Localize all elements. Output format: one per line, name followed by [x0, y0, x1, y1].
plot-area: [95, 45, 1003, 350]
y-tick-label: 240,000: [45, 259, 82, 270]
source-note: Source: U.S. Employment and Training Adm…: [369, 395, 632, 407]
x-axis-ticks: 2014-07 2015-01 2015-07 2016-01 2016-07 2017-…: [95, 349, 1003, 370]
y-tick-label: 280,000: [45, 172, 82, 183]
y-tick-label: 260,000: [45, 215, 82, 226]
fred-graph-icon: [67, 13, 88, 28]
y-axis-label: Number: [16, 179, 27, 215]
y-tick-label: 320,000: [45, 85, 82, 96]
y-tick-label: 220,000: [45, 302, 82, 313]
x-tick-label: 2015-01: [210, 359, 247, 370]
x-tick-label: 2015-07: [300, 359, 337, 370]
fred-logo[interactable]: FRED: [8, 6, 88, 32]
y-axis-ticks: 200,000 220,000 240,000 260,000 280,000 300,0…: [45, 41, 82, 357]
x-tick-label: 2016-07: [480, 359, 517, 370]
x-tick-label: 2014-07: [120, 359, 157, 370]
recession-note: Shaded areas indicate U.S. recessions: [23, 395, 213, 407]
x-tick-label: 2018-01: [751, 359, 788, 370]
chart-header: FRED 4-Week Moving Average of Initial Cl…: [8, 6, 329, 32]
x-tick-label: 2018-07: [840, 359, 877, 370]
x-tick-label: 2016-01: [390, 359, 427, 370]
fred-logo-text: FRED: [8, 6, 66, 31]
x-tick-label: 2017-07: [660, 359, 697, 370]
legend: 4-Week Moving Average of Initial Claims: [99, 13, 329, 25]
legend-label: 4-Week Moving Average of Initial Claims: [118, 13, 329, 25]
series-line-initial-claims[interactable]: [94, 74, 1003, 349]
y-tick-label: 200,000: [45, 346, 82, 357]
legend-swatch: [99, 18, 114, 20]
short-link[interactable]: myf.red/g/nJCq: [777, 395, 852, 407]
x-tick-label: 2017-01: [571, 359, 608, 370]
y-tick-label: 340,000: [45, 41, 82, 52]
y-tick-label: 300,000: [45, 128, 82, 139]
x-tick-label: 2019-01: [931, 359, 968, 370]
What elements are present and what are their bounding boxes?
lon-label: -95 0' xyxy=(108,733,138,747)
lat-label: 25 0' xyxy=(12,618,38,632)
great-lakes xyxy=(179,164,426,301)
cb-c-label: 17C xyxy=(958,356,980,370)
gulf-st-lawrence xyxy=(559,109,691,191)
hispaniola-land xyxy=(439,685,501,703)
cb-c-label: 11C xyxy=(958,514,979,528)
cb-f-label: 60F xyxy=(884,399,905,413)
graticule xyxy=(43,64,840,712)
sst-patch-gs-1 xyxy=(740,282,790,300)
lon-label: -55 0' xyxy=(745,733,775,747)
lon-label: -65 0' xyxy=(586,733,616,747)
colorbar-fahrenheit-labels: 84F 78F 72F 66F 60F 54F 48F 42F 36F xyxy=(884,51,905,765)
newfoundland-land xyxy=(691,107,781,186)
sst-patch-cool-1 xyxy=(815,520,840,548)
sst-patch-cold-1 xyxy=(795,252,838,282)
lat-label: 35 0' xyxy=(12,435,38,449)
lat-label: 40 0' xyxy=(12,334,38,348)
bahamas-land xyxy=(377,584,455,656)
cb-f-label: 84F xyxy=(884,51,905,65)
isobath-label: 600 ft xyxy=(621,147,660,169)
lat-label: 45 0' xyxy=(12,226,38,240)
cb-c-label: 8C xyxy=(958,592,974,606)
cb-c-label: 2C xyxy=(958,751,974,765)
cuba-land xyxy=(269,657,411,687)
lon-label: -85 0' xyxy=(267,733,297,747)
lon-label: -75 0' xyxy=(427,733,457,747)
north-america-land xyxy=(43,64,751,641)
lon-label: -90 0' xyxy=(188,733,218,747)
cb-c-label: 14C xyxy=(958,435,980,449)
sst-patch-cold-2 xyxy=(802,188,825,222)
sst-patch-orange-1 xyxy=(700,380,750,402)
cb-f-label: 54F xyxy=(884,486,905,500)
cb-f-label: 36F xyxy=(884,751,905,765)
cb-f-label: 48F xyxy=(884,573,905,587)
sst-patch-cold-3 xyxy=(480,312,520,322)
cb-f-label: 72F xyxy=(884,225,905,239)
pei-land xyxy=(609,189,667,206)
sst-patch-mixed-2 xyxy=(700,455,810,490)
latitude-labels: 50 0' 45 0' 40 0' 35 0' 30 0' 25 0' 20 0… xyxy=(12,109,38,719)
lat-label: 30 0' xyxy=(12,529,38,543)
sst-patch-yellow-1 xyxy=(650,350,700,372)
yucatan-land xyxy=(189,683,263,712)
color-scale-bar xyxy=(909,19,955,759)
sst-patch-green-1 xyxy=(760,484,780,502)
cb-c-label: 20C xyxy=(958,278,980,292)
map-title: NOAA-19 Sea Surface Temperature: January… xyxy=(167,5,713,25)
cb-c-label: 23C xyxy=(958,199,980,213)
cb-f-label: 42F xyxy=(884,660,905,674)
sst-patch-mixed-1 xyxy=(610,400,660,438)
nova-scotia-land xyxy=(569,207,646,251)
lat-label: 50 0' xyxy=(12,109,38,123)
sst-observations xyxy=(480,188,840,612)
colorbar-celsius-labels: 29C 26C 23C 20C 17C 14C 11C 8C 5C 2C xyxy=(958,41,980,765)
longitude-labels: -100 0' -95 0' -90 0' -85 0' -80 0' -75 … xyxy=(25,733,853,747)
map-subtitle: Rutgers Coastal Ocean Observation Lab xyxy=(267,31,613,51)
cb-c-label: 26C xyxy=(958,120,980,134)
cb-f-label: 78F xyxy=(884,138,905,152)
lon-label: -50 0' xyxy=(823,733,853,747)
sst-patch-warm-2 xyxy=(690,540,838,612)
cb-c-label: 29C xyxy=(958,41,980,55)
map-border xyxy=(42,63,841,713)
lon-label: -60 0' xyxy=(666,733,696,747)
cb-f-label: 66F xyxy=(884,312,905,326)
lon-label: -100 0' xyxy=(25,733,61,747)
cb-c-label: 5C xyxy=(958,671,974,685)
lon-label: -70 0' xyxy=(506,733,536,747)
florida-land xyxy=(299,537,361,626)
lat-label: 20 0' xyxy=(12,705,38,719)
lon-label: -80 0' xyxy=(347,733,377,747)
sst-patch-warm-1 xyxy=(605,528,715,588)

**Written request:** Please rewrite every line of the material above with "y-axis-tick" in place of each occurrence of "y-tick-label", leaving everything else unchanged.

**Solution to the exercise:**
Localize all elements. Output format: one per line, name followed by [x0, y0, x1, y1].
plot-area: [95, 45, 1003, 350]
y-axis-tick: 240,000: [45, 259, 82, 270]
source-note: Source: U.S. Employment and Training Adm…: [369, 395, 632, 407]
x-axis-ticks: 2014-07 2015-01 2015-07 2016-01 2016-07 2017-…: [95, 349, 1003, 370]
y-axis-tick: 280,000: [45, 172, 82, 183]
y-axis-tick: 260,000: [45, 215, 82, 226]
fred-graph-icon: [67, 13, 88, 28]
y-axis-label: Number: [16, 179, 27, 215]
y-axis-tick: 320,000: [45, 85, 82, 96]
y-axis-tick: 220,000: [45, 302, 82, 313]
x-tick-label: 2015-01: [210, 359, 247, 370]
x-tick-label: 2015-07: [300, 359, 337, 370]
fred-logo[interactable]: FRED: [8, 6, 88, 32]
y-axis-ticks: 200,000 220,000 240,000 260,000 280,000 300,0…: [45, 41, 82, 357]
x-tick-label: 2016-07: [480, 359, 517, 370]
x-tick-label: 2014-07: [120, 359, 157, 370]
recession-note: Shaded areas indicate U.S. recessions: [23, 395, 213, 407]
x-tick-label: 2018-01: [751, 359, 788, 370]
chart-header: FRED 4-Week Moving Average of Initial Cl…: [8, 6, 329, 32]
x-tick-label: 2018-07: [840, 359, 877, 370]
x-tick-label: 2016-01: [390, 359, 427, 370]
fred-logo-text: FRED: [8, 6, 66, 31]
x-tick-label: 2017-07: [660, 359, 697, 370]
legend: 4-Week Moving Average of Initial Claims: [99, 13, 329, 25]
legend-label: 4-Week Moving Average of Initial Claims: [118, 13, 329, 25]
series-line-initial-claims[interactable]: [94, 74, 1003, 349]
y-axis-tick: 200,000: [45, 346, 82, 357]
legend-swatch: [99, 18, 114, 20]
short-link[interactable]: myf.red/g/nJCq: [777, 395, 852, 407]
x-tick-label: 2017-01: [571, 359, 608, 370]
y-axis-tick: 340,000: [45, 41, 82, 52]
y-axis-tick: 300,000: [45, 128, 82, 139]
x-tick-label: 2019-01: [931, 359, 968, 370]
What elements are present and what are their bounding boxes?
lon-label: -95 0' xyxy=(108,733,138,747)
lat-label: 25 0' xyxy=(12,618,38,632)
great-lakes xyxy=(179,164,426,301)
cb-c-label: 17C xyxy=(958,356,980,370)
gulf-st-lawrence xyxy=(559,109,691,191)
hispaniola-land xyxy=(439,685,501,703)
cb-c-label: 11C xyxy=(958,514,979,528)
cb-f-label: 60F xyxy=(884,399,905,413)
graticule xyxy=(43,64,840,712)
sst-patch-gs-1 xyxy=(740,282,790,300)
lon-label: -55 0' xyxy=(745,733,775,747)
lon-label: -65 0' xyxy=(586,733,616,747)
colorbar-fahrenheit-labels: 84F 78F 72F 66F 60F 54F 48F 42F 36F xyxy=(884,51,905,765)
newfoundland-land xyxy=(691,107,781,186)
sst-patch-cool-1 xyxy=(815,520,840,548)
sst-patch-cold-1 xyxy=(795,252,838,282)
lat-label: 35 0' xyxy=(12,435,38,449)
lat-label: 40 0' xyxy=(12,334,38,348)
bahamas-land xyxy=(377,584,455,656)
cb-f-label: 84F xyxy=(884,51,905,65)
isobath-label: 600 ft xyxy=(621,147,660,169)
lat-label: 45 0' xyxy=(12,226,38,240)
cb-c-label: 8C xyxy=(958,592,974,606)
cb-c-label: 2C xyxy=(958,751,974,765)
cuba-land xyxy=(269,657,411,687)
lon-label: -85 0' xyxy=(267,733,297,747)
lon-label: -75 0' xyxy=(427,733,457,747)
north-america-land xyxy=(43,64,751,641)
lon-label: -90 0' xyxy=(188,733,218,747)
cb-c-label: 14C xyxy=(958,435,980,449)
sst-patch-cold-2 xyxy=(802,188,825,222)
sst-patch-orange-1 xyxy=(700,380,750,402)
cb-f-label: 54F xyxy=(884,486,905,500)
cb-f-label: 36F xyxy=(884,751,905,765)
cb-f-label: 48F xyxy=(884,573,905,587)
sst-patch-cold-3 xyxy=(480,312,520,322)
cb-f-label: 72F xyxy=(884,225,905,239)
pei-land xyxy=(609,189,667,206)
sst-patch-mixed-2 xyxy=(700,455,810,490)
latitude-labels: 50 0' 45 0' 40 0' 35 0' 30 0' 25 0' 20 0… xyxy=(12,109,38,719)
lat-label: 30 0' xyxy=(12,529,38,543)
sst-patch-yellow-1 xyxy=(650,350,700,372)
yucatan-land xyxy=(189,683,263,712)
color-scale-bar xyxy=(909,19,955,759)
sst-patch-green-1 xyxy=(760,484,780,502)
cb-c-label: 20C xyxy=(958,278,980,292)
map-title: NOAA-19 Sea Surface Temperature: January… xyxy=(167,5,713,25)
cb-c-label: 23C xyxy=(958,199,980,213)
cb-f-label: 42F xyxy=(884,660,905,674)
sst-patch-mixed-1 xyxy=(610,400,660,438)
nova-scotia-land xyxy=(569,207,646,251)
lat-label: 50 0' xyxy=(12,109,38,123)
sst-observations xyxy=(480,188,840,612)
colorbar-celsius-labels: 29C 26C 23C 20C 17C 14C 11C 8C 5C 2C xyxy=(958,41,980,765)
longitude-labels: -100 0' -95 0' -90 0' -85 0' -80 0' -75 … xyxy=(25,733,853,747)
map-subtitle: Rutgers Coastal Ocean Observation Lab xyxy=(267,31,613,51)
cb-c-label: 26C xyxy=(958,120,980,134)
cb-f-label: 78F xyxy=(884,138,905,152)
lon-label: -50 0' xyxy=(823,733,853,747)
sst-patch-warm-2 xyxy=(690,540,838,612)
cb-c-label: 29C xyxy=(958,41,980,55)
map-border xyxy=(42,63,841,713)
lon-label: -60 0' xyxy=(666,733,696,747)
cb-f-label: 66F xyxy=(884,312,905,326)
lon-label: -100 0' xyxy=(25,733,61,747)
cb-c-label: 5C xyxy=(958,671,974,685)
lon-label: -70 0' xyxy=(506,733,536,747)
florida-land xyxy=(299,537,361,626)
lat-label: 20 0' xyxy=(12,705,38,719)
lon-label: -80 0' xyxy=(347,733,377,747)
sst-patch-warm-1 xyxy=(605,528,715,588)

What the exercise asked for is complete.